Your objective:
Write out each line beneath this one exactly as it reads.

## start Task input

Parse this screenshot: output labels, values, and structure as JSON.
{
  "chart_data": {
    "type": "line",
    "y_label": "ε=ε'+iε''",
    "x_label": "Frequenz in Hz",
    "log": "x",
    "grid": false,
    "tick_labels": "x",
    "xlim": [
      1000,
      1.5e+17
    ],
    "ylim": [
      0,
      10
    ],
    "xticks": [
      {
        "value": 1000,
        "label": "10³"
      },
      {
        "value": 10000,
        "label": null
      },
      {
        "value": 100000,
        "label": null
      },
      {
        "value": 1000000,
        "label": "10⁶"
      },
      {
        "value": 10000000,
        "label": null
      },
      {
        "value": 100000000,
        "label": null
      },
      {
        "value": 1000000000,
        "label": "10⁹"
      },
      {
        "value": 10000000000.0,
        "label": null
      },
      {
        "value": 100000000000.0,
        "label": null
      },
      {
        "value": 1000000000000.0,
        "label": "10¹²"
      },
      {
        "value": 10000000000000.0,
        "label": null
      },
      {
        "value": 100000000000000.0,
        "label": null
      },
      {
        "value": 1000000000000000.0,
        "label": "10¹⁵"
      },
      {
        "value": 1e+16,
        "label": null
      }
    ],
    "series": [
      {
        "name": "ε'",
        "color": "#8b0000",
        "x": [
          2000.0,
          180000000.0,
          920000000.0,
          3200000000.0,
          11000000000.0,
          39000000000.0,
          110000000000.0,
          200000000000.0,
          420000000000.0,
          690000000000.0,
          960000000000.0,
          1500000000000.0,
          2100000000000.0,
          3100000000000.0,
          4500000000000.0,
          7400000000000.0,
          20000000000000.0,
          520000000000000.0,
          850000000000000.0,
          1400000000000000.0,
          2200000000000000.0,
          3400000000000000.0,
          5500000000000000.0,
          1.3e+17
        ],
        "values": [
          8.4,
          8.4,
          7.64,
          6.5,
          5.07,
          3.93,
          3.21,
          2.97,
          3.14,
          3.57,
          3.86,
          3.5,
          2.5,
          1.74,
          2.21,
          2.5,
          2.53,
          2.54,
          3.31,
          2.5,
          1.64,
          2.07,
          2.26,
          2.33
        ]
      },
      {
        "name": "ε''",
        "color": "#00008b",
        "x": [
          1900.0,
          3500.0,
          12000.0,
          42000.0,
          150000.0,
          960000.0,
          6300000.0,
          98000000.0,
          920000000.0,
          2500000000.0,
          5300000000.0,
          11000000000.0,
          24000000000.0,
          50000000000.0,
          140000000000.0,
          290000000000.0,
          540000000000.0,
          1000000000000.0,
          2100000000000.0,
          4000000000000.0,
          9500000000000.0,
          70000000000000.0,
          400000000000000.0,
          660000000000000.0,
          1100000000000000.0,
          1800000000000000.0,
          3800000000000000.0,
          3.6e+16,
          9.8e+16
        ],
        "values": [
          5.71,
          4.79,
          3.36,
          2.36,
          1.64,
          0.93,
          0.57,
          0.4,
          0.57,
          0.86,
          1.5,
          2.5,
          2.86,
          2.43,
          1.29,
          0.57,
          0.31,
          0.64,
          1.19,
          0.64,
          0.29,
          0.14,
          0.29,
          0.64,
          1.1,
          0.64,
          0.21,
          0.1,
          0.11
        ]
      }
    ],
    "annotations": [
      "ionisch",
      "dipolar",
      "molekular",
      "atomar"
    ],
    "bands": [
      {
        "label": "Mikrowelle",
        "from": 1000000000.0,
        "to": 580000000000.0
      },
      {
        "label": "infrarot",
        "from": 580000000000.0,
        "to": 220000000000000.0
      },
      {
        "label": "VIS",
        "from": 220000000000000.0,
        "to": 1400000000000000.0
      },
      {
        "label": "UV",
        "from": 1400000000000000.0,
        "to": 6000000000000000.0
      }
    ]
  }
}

## end Task input

Problem solution:
Parse this screenshot: output labels, values, and structure as JSON.
{
  "chart_data": {
    "type": "line",
    "y_label": "ε=ε'+iε''",
    "x_label": "Frequenz in Hz",
    "log": "x",
    "grid": false,
    "tick_labels": "x",
    "xlim": [
      1000,
      1.5e+17
    ],
    "ylim": [
      0,
      10
    ],
    "xticks": [
      {
        "value": 1000,
        "label": "10³"
      },
      {
        "value": 10000,
        "label": null
      },
      {
        "value": 100000,
        "label": null
      },
      {
        "value": 1000000,
        "label": "10⁶"
      },
      {
        "value": 10000000,
        "label": null
      },
      {
        "value": 100000000,
        "label": null
      },
      {
        "value": 1000000000,
        "label": "10⁹"
      },
      {
        "value": 10000000000.0,
        "label": null
      },
      {
        "value": 100000000000.0,
        "label": null
      },
      {
        "value": 1000000000000.0,
        "label": "10¹²"
      },
      {
        "value": 10000000000000.0,
        "label": null
      },
      {
        "value": 100000000000000.0,
        "label": null
      },
      {
        "value": 1000000000000000.0,
        "label": "10¹⁵"
      },
      {
        "value": 1e+16,
        "label": null
      }
    ],
    "series": [
      {
        "name": "ε'",
        "color": "#8b0000",
        "x": [
          2000.0,
          180000000.0,
          920000000.0,
          3200000000.0,
          11000000000.0,
          39000000000.0,
          110000000000.0,
          200000000000.0,
          420000000000.0,
          690000000000.0,
          960000000000.0,
          1500000000000.0,
          2100000000000.0,
          3100000000000.0,
          4500000000000.0,
          7400000000000.0,
          20000000000000.0,
          520000000000000.0,
          850000000000000.0,
          1400000000000000.0,
          2200000000000000.0,
          3400000000000000.0,
          5500000000000000.0,
          1.3e+17
        ],
        "values": [
          8.4,
          8.4,
          7.64,
          6.5,
          5.07,
          3.93,
          3.21,
          2.97,
          3.14,
          3.57,
          3.86,
          3.5,
          2.5,
          1.74,
          2.21,
          2.5,
          2.53,
          2.54,
          3.31,
          2.5,
          1.64,
          2.07,
          2.26,
          2.33
        ]
      },
      {
        "name": "ε''",
        "color": "#00008b",
        "x": [
          1900.0,
          3500.0,
          12000.0,
          42000.0,
          150000.0,
          960000.0,
          6300000.0,
          98000000.0,
          920000000.0,
          2500000000.0,
          5300000000.0,
          11000000000.0,
          24000000000.0,
          50000000000.0,
          140000000000.0,
          290000000000.0,
          540000000000.0,
          1000000000000.0,
          2100000000000.0,
          4000000000000.0,
          9500000000000.0,
          70000000000000.0,
          400000000000000.0,
          660000000000000.0,
          1100000000000000.0,
          1800000000000000.0,
          3800000000000000.0,
          3.6e+16,
          9.8e+16
        ],
        "values": [
          5.71,
          4.79,
          3.36,
          2.36,
          1.64,
          0.93,
          0.57,
          0.4,
          0.57,
          0.86,
          1.5,
          2.5,
          2.86,
          2.43,
          1.29,
          0.57,
          0.31,
          0.64,
          1.19,
          0.64,
          0.29,
          0.14,
          0.29,
          0.64,
          1.1,
          0.64,
          0.21,
          0.1,
          0.11
        ]
      }
    ],
    "annotations": [
      "ionisch",
      "dipolar",
      "molekular",
      "atomar"
    ],
    "bands": [
      {
        "label": "Mikrowelle",
        "from": 1000000000.0,
        "to": 580000000000.0
      },
      {
        "label": "infrarot",
        "from": 580000000000.0,
        "to": 220000000000000.0
      },
      {
        "label": "VIS",
        "from": 220000000000000.0,
        "to": 1400000000000000.0
      },
      {
        "label": "UV",
        "from": 1400000000000000.0,
        "to": 6000000000000000.0
      }
    ]
  }
}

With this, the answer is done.